Exercise aim =>
Output all the material that follows, exactly as given.

Records provided =>

-------------------------

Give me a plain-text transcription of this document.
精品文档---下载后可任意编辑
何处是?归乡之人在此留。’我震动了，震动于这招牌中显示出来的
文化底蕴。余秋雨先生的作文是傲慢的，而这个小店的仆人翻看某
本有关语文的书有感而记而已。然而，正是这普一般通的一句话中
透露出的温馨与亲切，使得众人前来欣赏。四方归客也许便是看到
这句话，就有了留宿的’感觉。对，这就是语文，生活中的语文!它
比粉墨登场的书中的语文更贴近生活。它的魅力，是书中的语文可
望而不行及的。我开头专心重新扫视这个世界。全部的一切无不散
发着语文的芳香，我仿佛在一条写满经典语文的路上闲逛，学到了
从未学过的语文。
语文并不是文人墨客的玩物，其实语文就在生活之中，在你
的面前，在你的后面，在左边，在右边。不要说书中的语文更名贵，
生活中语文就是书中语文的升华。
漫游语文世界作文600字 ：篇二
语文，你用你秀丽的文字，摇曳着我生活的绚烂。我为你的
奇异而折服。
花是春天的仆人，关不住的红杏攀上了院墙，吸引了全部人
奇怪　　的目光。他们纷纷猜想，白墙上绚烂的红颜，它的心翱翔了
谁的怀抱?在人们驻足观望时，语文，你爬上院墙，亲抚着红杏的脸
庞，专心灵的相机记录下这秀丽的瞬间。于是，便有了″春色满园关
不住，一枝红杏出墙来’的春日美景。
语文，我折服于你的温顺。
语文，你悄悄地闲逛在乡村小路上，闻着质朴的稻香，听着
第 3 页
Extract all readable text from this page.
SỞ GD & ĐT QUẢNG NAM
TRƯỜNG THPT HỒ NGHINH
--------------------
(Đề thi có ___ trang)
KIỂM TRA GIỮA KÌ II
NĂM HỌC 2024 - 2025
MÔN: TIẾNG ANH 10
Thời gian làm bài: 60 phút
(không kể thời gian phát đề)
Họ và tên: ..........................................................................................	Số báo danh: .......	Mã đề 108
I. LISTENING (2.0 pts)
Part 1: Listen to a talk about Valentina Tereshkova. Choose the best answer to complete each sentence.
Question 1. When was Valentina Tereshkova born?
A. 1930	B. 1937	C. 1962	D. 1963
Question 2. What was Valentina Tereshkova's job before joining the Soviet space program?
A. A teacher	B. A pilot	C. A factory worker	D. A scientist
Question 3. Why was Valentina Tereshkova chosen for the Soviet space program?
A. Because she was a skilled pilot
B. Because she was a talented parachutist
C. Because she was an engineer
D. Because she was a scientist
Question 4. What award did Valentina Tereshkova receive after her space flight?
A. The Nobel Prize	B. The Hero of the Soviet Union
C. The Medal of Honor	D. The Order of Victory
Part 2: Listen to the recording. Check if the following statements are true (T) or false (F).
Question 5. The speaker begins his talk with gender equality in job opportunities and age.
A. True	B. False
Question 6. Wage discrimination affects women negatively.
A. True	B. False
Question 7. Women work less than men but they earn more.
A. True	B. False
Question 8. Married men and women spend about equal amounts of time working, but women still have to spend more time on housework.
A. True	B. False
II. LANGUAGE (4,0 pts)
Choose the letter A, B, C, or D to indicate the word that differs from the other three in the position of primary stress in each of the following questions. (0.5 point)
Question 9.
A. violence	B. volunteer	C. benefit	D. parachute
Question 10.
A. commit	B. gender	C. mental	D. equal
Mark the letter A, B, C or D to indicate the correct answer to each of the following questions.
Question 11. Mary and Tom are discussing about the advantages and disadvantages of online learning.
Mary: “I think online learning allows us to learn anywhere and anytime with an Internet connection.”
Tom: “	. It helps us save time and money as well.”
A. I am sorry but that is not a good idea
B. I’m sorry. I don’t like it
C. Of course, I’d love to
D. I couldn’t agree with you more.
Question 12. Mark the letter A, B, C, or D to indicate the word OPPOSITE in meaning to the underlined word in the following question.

-------------------------

Worked answer =>
Give me a plain-text transcription of this document.
精品文档---下载后可任意编辑
何处是?归乡之人在此留。’我震动了，震动于这招牌中显示出来的
文化底蕴。余秋雨先生的作文是傲慢的，而这个小店的仆人翻看某
本有关语文的书有感而记而已。然而，正是这普一般通的一句话中
透露出的温馨与亲切，使得众人前来欣赏。四方归客也许便是看到
这句话，就有了留宿的’感觉。对，这就是语文，生活中的语文!它
比粉墨登场的书中的语文更贴近生活。它的魅力，是书中的语文可
望而不行及的。我开头专心重新扫视这个世界。全部的一切无不散
发着语文的芳香，我仿佛在一条写满经典语文的路上闲逛，学到了
从未学过的语文。
语文并不是文人墨客的玩物，其实语文就在生活之中，在你
的面前，在你的后面，在左边，在右边。不要说书中的语文更名贵，
生活中语文就是书中语文的升华。
漫游语文世界作文600字 ：篇二
语文，你用你秀丽的文字，摇曳着我生活的绚烂。我为你的
奇异而折服。
花是春天的仆人，关不住的红杏攀上了院墙，吸引了全部人
奇怪　　的目光。他们纷纷猜想，白墙上绚烂的红颜，它的心翱翔了
谁的怀抱?在人们驻足观望时，语文，你爬上院墙，亲抚着红杏的脸
庞，专心灵的相机记录下这秀丽的瞬间。于是，便有了″春色满园关
不住，一枝红杏出墙来’的春日美景。
语文，我折服于你的温顺。
语文，你悄悄地闲逛在乡村小路上，闻着质朴的稻香，听着
第 3 页
Extract all readable text from this page.
SỞ GD & ĐT QUẢNG NAM
TRƯỜNG THPT HỒ NGHINH
--------------------
(Đề thi có ___ trang)
KIỂM TRA GIỮA KÌ II
NĂM HỌC 2024 - 2025
MÔN: TIẾNG ANH 10
Thời gian làm bài: 60 phút
(không kể thời gian phát đề)
Họ và tên: ..........................................................................................	Số báo danh: .......	Mã đề 108
I. LISTENING (2.0 pts)
Part 1: Listen to a talk about Valentina Tereshkova. Choose the best answer to complete each sentence.
Question 1. When was Valentina Tereshkova born?
A. 1930	B. 1937	C. 1962	D. 1963
Question 2. What was Valentina Tereshkova's job before joining the Soviet space program?
A. A teacher	B. A pilot	C. A factory worker	D. A scientist
Question 3. Why was Valentina Tereshkova chosen for the Soviet space program?
A. Because she was a skilled pilot
B. Because she was a talented parachutist
C. Because she was an engineer
D. Because she was a scientist
Question 4. What award did Valentina Tereshkova receive after her space flight?
A. The Nobel Prize	B. The Hero of the Soviet Union
C. The Medal of Honor	D. The Order of Victory
Part 2: Listen to the recording. Check if the following statements are true (T) or false (F).
Question 5. The speaker begins his talk with gender equality in job opportunities and age.
A. True	B. False
Question 6. Wage discrimination affects women negatively.
A. True	B. False
Question 7. Women work less than men but they earn more.
A. True	B. False
Question 8. Married men and women spend about equal amounts of time working, but women still have to spend more time on housework.
A. True	B. False
II. LANGUAGE (4,0 pts)
Choose the letter A, B, C, or D to indicate the word that differs from the other three in the position of primary stress in each of the following questions. (0.5 point)
Question 9.
A. violence	B. volunteer	C. benefit	D. parachute
Question 10.
A. commit	B. gender	C. mental	D. equal
Mark the letter A, B, C or D to indicate the correct answer to each of the following questions.
Question 11. Mary and Tom are discussing about the advantages and disadvantages of online learning.
Mary: “I think online learning allows us to learn anywhere and anytime with an Internet connection.”
Tom: “	. It helps us save time and money as well.”
A. I am sorry but that is not a good idea
B. I’m sorry. I don’t like it
C. Of course, I’d love to
D. I couldn’t agree with you more.
Question 12. Mark the letter A, B, C, or D to indicate the word OPPOSITE in meaning to the underlined word in the following question.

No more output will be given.